▸ **WHAT IS EXPECTED**
Copy each line exactly.
--- BEGIN INFORMATION GIVEN ---
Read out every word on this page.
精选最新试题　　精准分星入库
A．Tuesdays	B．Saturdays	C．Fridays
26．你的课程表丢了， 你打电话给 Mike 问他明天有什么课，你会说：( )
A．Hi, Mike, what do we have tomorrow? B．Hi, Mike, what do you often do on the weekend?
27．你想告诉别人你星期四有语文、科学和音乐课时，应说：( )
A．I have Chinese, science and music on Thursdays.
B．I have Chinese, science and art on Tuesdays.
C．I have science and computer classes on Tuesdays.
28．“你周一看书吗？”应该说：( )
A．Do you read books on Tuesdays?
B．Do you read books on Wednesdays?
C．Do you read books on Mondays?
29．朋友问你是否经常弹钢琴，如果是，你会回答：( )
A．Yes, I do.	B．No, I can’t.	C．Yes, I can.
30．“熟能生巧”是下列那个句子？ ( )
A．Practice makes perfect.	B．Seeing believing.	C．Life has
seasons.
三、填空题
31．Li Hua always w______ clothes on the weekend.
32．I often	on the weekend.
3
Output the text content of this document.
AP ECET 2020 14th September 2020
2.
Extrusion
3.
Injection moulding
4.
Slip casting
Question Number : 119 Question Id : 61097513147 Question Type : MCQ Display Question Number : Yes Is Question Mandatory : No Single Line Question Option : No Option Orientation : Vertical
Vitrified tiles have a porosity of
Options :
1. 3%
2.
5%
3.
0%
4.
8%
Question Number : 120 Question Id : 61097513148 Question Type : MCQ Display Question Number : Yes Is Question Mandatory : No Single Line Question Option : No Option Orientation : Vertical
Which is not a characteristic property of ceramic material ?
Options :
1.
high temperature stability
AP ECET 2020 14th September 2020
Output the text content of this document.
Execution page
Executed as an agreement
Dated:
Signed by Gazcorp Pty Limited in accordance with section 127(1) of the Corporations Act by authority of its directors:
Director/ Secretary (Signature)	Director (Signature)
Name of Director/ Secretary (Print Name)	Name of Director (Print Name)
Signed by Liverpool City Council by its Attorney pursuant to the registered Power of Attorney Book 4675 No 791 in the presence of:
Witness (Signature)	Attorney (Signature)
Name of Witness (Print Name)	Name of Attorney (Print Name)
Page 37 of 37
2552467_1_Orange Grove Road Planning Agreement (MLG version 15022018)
--- END INFORMATION GIVEN ---
▸ **WORKED ANSWER**
Read out every word on this page.
精选最新试题　　精准分星入库
A．Tuesdays	B．Saturdays	C．Fridays
26．你的课程表丢了， 你打电话给 Mike 问他明天有什么课，你会说：( )
A．Hi, Mike, what do we have tomorrow? B．Hi, Mike, what do you often do on the weekend?
27．你想告诉别人你星期四有语文、科学和音乐课时，应说：( )
A．I have Chinese, science and music on Thursdays.
B．I have Chinese, science and art on Tuesdays.
C．I have science and computer classes on Tuesdays.
28．“你周一看书吗？”应该说：( )
A．Do you read books on Tuesdays?
B．Do you read books on Wednesdays?
C．Do you read books on Mondays?
29．朋友问你是否经常弹钢琴，如果是，你会回答：( )
A．Yes, I do.	B．No, I can’t.	C．Yes, I can.
30．“熟能生巧”是下列那个句子？ ( )
A．Practice makes perfect.	B．Seeing believing.	C．Life has
seasons.
三、填空题
31．Li Hua always w______ clothes on the weekend.
32．I often	on the weekend.
3
Output the text content of this document.
AP ECET 2020 14th September 2020
2.
Extrusion
3.
Injection moulding
4.
Slip casting
Question Number : 119 Question Id : 61097513147 Question Type : MCQ Display Question Number : Yes Is Question Mandatory : No Single Line Question Option : No Option Orientation : Vertical
Vitrified tiles have a porosity of
Options :
1. 3%
2.
5%
3.
0%
4.
8%
Question Number : 120 Question Id : 61097513148 Question Type : MCQ Display Question Number : Yes Is Question Mandatory : No Single Line Question Option : No Option Orientation : Vertical
Which is not a characteristic property of ceramic material ?
Options :
1.
high temperature stability
AP ECET 2020 14th September 2020
Output the text content of this document.
Execution page
Executed as an agreement
Dated:
Signed by Gazcorp Pty Limited in accordance with section 127(1) of the Corporations Act by authority of its directors:
Director/ Secretary (Signature)	Director (Signature)
Name of Director/ Secretary (Print Name)	Name of Director (Print Name)
Signed by Liverpool City Council by its Attorney pursuant to the registered Power of Attorney Book 4675 No 791 in the presence of:
Witness (Signature)	Attorney (Signature)
Name of Witness (Print Name)	Name of Attorney (Print Name)
Page 37 of 37
2552467_1_Orange Grove Road Planning Agreement (MLG version 15022018)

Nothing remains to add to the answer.